------ Data section

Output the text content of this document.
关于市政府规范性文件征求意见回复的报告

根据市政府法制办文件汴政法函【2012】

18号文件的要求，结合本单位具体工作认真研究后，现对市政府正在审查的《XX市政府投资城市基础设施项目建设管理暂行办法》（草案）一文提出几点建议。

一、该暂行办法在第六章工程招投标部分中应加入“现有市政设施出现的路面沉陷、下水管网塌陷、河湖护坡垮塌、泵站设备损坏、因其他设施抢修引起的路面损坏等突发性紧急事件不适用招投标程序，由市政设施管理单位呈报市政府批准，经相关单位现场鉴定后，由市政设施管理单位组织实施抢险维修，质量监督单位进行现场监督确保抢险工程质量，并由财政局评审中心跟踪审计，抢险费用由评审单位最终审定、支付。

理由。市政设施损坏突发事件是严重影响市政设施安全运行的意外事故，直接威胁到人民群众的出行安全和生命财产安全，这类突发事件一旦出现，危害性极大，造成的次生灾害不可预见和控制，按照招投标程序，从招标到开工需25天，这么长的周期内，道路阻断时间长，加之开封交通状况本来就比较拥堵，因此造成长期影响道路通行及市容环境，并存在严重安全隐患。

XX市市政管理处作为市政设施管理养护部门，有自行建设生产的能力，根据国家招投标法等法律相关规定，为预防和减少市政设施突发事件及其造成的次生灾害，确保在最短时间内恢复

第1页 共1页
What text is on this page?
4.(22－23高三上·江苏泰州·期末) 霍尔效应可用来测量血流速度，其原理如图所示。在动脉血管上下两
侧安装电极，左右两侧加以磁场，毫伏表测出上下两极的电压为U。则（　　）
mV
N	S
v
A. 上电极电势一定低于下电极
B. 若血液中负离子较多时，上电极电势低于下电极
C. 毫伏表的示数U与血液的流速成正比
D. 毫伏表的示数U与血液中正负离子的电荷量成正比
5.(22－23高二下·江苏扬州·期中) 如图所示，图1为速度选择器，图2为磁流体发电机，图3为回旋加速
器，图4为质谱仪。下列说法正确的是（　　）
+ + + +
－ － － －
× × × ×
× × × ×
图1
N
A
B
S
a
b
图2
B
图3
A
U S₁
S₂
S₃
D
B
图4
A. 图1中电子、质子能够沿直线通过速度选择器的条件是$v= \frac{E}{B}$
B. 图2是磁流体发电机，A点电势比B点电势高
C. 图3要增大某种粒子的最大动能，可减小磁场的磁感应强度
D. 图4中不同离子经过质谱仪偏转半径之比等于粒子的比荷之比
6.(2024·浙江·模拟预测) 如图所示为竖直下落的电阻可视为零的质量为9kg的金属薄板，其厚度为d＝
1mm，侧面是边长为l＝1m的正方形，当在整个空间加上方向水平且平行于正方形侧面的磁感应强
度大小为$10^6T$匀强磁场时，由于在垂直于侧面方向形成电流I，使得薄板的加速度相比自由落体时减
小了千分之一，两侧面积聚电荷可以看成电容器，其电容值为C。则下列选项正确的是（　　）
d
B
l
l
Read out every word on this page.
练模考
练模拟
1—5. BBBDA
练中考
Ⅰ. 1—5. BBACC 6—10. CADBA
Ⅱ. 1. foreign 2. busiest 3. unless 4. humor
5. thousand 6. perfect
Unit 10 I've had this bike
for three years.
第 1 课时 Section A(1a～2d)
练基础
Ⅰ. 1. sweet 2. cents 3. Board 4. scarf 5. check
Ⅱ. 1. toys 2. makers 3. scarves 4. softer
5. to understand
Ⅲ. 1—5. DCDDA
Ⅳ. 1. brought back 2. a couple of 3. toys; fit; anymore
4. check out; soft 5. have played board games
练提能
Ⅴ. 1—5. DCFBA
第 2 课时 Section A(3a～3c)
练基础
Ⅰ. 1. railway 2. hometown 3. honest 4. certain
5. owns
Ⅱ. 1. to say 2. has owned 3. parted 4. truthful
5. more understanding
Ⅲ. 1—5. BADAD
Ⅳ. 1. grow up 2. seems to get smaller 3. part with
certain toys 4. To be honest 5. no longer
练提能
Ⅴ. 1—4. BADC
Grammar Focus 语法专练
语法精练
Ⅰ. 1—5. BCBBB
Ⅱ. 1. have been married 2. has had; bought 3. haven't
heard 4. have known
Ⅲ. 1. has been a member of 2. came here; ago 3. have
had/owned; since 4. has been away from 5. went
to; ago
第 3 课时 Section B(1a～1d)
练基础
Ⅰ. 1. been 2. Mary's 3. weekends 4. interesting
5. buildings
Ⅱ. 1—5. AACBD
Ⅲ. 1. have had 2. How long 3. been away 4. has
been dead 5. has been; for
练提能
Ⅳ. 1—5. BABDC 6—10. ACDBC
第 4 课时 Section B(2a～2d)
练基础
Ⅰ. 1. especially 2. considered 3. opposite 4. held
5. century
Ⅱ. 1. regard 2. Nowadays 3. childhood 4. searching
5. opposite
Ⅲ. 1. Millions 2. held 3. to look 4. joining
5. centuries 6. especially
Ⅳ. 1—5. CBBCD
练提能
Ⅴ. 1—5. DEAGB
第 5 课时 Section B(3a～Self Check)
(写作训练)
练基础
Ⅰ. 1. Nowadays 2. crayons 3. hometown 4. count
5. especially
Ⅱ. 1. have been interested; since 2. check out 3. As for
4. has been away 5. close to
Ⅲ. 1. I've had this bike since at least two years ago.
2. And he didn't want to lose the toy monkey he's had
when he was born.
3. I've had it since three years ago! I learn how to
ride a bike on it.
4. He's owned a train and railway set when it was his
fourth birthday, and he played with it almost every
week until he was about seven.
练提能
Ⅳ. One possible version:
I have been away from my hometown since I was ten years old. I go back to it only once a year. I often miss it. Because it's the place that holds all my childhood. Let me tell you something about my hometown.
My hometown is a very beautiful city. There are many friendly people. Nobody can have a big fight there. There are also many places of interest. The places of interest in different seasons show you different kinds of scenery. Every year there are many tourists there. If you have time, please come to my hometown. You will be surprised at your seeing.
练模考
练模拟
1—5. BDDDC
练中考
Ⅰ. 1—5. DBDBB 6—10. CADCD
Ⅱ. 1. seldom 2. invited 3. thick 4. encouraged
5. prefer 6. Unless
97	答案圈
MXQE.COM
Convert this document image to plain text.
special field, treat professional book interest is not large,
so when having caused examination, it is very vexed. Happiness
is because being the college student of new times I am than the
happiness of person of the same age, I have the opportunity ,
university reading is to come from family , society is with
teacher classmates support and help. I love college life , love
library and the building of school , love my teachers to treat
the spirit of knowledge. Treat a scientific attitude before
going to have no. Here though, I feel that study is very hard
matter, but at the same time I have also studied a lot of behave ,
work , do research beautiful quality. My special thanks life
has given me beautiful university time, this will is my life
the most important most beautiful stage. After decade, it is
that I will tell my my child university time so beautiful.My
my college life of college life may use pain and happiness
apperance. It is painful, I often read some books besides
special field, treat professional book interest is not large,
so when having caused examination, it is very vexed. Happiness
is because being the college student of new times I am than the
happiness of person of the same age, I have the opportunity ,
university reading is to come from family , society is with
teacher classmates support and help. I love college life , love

------------

### Directive
Count every line bearing the word "text"; report the total only.

### Right answer
3